Records from a collection:
-------------------------

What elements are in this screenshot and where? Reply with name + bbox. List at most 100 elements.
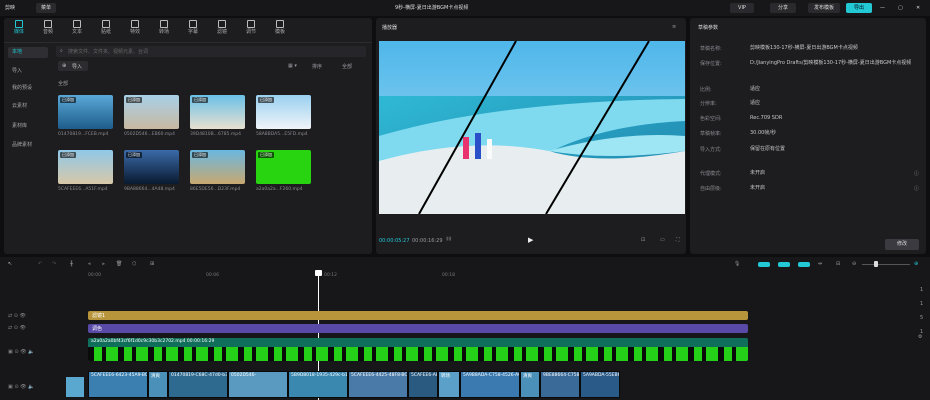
tab-7[interactable]: 滤镜 (211, 19, 233, 39)
playhead-handle[interactable] (315, 270, 322, 276)
play-icon[interactable]: ▶ (528, 236, 533, 244)
split-left-icon[interactable]: ⫷ (88, 261, 91, 267)
track-lock-icon[interactable]: ⇄ ⊙ 👁 (8, 325, 26, 331)
filter-all-button[interactable]: 全部 (342, 63, 352, 70)
video-clip[interactable]: 清爽 (148, 371, 168, 398)
tab-label: 调节 (245, 29, 256, 35)
sidebar-item[interactable]: 云素材 (8, 101, 48, 112)
track-lock-icon[interactable]: ⇄ ⊙ 👁 (8, 313, 26, 319)
video-clip[interactable]: 5B9D8018-1935-429c-b15 (288, 371, 348, 398)
sidebar-item[interactable]: 我的预设 (8, 83, 48, 94)
zoom-handle[interactable] (874, 261, 878, 267)
draft-row: 自由层级: (700, 185, 722, 192)
redo-icon[interactable]: ↷ (52, 261, 56, 267)
tab-1[interactable]: 音频 (37, 19, 59, 39)
video-clip[interactable]: 清爽 (520, 371, 540, 398)
minimize-icon[interactable]: — (880, 0, 885, 16)
current-time: 00:00:05:27 (379, 238, 410, 244)
sidebar-item[interactable]: 品牌素材 (8, 140, 48, 151)
video-clip[interactable]: 5A9ABDA-55EB6 (580, 371, 620, 398)
menu-button[interactable]: 菜单 (36, 3, 56, 13)
adjust-track[interactable]: 调色 (88, 324, 748, 333)
tab-3[interactable]: 贴纸 (95, 19, 117, 39)
track-visibility-icon[interactable]: ▣ ⊙ 👁 🔈 (8, 349, 34, 355)
split-icon[interactable]: ╫ (70, 261, 73, 267)
video-clip[interactable]: 5CAFEEE6-6423-45A9-BC97-1CC (88, 371, 148, 398)
track-visibility-icon[interactable]: ▣ ⊙ 👁 🔈 (8, 384, 34, 390)
media-thumb[interactable]: 已添加 (256, 150, 311, 184)
import-label: 导入 (72, 64, 83, 70)
zoom-out-icon[interactable]: ⊖ (852, 261, 856, 267)
media-thumb[interactable]: 已添加 (124, 95, 179, 129)
vip-badge[interactable]: VIP (730, 3, 754, 13)
app-logo: 剪映 (5, 5, 16, 11)
sort-button[interactable]: 排序 (312, 63, 322, 70)
adjust-icon (247, 20, 255, 28)
tab-2[interactable]: 文本 (66, 19, 88, 39)
title-bar: 剪映 菜单 9秒-横屏-夏日出游BGM卡点视频 VIP 分享 发布模板 导出 —… (0, 0, 930, 16)
zoom-slider[interactable] (862, 264, 910, 265)
link-icon[interactable] (778, 262, 790, 267)
tab-6[interactable]: 字幕 (182, 19, 204, 39)
magnet-icon[interactable] (758, 262, 770, 267)
sidebar-item[interactable]: 导入 (8, 66, 48, 77)
tab-0[interactable]: 媒体 (8, 19, 30, 39)
tab-8[interactable]: 调节 (240, 19, 262, 39)
preview-axis-icon[interactable] (798, 262, 810, 267)
align-icon[interactable]: ⇹ (818, 261, 822, 267)
split-screen-icon[interactable]: ⊟ (836, 261, 840, 267)
draft-row: 分辨率: (700, 100, 717, 107)
select-tool-icon[interactable]: ↖ (8, 261, 12, 267)
media-thumb[interactable]: 已添加 (124, 150, 179, 184)
modify-button[interactable]: 修改 (885, 239, 919, 250)
tab-4[interactable]: 特效 (124, 19, 146, 39)
video-clip[interactable]: 5CAFEEE6-4425-48F8-BC97 (348, 371, 408, 398)
share-button[interactable]: 分享 (770, 3, 796, 13)
import-button[interactable]: ⊕ 导入 (58, 61, 88, 71)
green-screen-clip[interactable]: a2a0a2a0bf43cf6f1d0c9c30b3c2702.mp4 00:0… (88, 338, 748, 361)
tab-5[interactable]: 转场 (153, 19, 175, 39)
video-clip[interactable]: 转场 (438, 371, 460, 398)
cover-thumb[interactable] (66, 377, 84, 397)
mic-icon[interactable]: 🎙 (734, 261, 740, 267)
view-toggle-icon[interactable]: ▦ ▾ (288, 63, 297, 69)
media-thumb[interactable]: 已添加 (190, 150, 245, 184)
marker-icon[interactable]: ⬡ (132, 261, 136, 267)
added-tag: 已添加 (192, 97, 208, 103)
sidebar-item[interactable]: 素材库 (8, 121, 48, 132)
zoom-in-icon[interactable]: ⊕ (914, 261, 918, 267)
timeline-view-icon[interactable]: ▮▮ (446, 236, 452, 242)
draft-key: 色彩空间: (700, 116, 722, 122)
video-clip[interactable]: 5CAFEE6-ABEFFABE (408, 371, 438, 398)
audio-icon (44, 20, 52, 28)
export-button[interactable]: 导出 (846, 3, 872, 13)
ratio-icon[interactable]: ▭ (660, 237, 665, 243)
fit-icon[interactable]: ⊡ (641, 237, 645, 243)
close-icon[interactable]: ✕ (916, 0, 920, 16)
fullscreen-icon[interactable]: ⛶ (676, 237, 680, 243)
maximize-icon[interactable]: ▢ (898, 0, 903, 16)
text-icon (73, 20, 81, 28)
sidebar-item[interactable]: 本地 (8, 47, 48, 58)
timeline-toolbar: ↖ ↶ ↷ ╫ ⫷ ⫸ 🗑 ⬡ ⊞ 🎙 ⇹ ⊟ ⊖ ⊕ (0, 258, 930, 270)
publish-template-button[interactable]: 发布模板 (808, 3, 840, 13)
player-menu-icon[interactable]: ≡ (672, 24, 676, 30)
media-thumb[interactable]: 已添加 (256, 95, 311, 129)
time-tick: 00:18 (442, 273, 455, 278)
split-right-icon[interactable]: ⫸ (102, 261, 105, 267)
settings-icon[interactable]: ⚙ (918, 334, 922, 340)
video-clip[interactable]: 5A9B8ADA-C758-4526-AC8 (460, 371, 520, 398)
video-clip[interactable]: 9BE88664-C758-45E0 (540, 371, 580, 398)
undo-icon[interactable]: ↶ (38, 261, 42, 267)
media-thumb[interactable]: 已添加 (58, 150, 113, 184)
video-preview[interactable] (379, 41, 685, 214)
media-thumb[interactable]: 已添加 (58, 95, 113, 129)
media-thumb[interactable]: 已添加 (190, 95, 245, 129)
crop-icon[interactable]: ⊞ (150, 261, 154, 267)
tab-9[interactable]: 模板 (269, 19, 291, 39)
search-bar[interactable]: ⌕ 搜索文件、文件夹、视频元素、台词 (56, 46, 366, 57)
filter-track[interactable]: 滤镜1 (88, 311, 748, 320)
video-clip[interactable]: 01470819-C68C-47d0-b3f (168, 371, 228, 398)
video-clip[interactable]: 0502D546- (228, 371, 288, 398)
delete-icon[interactable]: 🗑 (116, 261, 122, 267)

-------------------------

● **Instruction**: Retype the listing lines exactly, everything from the line containing "tab-7[interactable]: 滤镜 (211, 19, 233, 39)" down to the line containing "sidebar-item[interactable]: 云素材 (8, 101, 48, 112)", with both of those lines included.

● **Exercise solution**:
tab-7[interactable]: 滤镜 (211, 19, 233, 39)
playhead-handle[interactable] (315, 270, 322, 276)
play-icon[interactable]: ▶ (528, 236, 533, 244)
split-left-icon[interactable]: ⫷ (88, 261, 91, 267)
track-lock-icon[interactable]: ⇄ ⊙ 👁 (8, 325, 26, 331)
filter-all-button[interactable]: 全部 (342, 63, 352, 70)
video-clip[interactable]: 清爽 (148, 371, 168, 398)
tab-label: 调节 (245, 29, 256, 35)
sidebar-item[interactable]: 云素材 (8, 101, 48, 112)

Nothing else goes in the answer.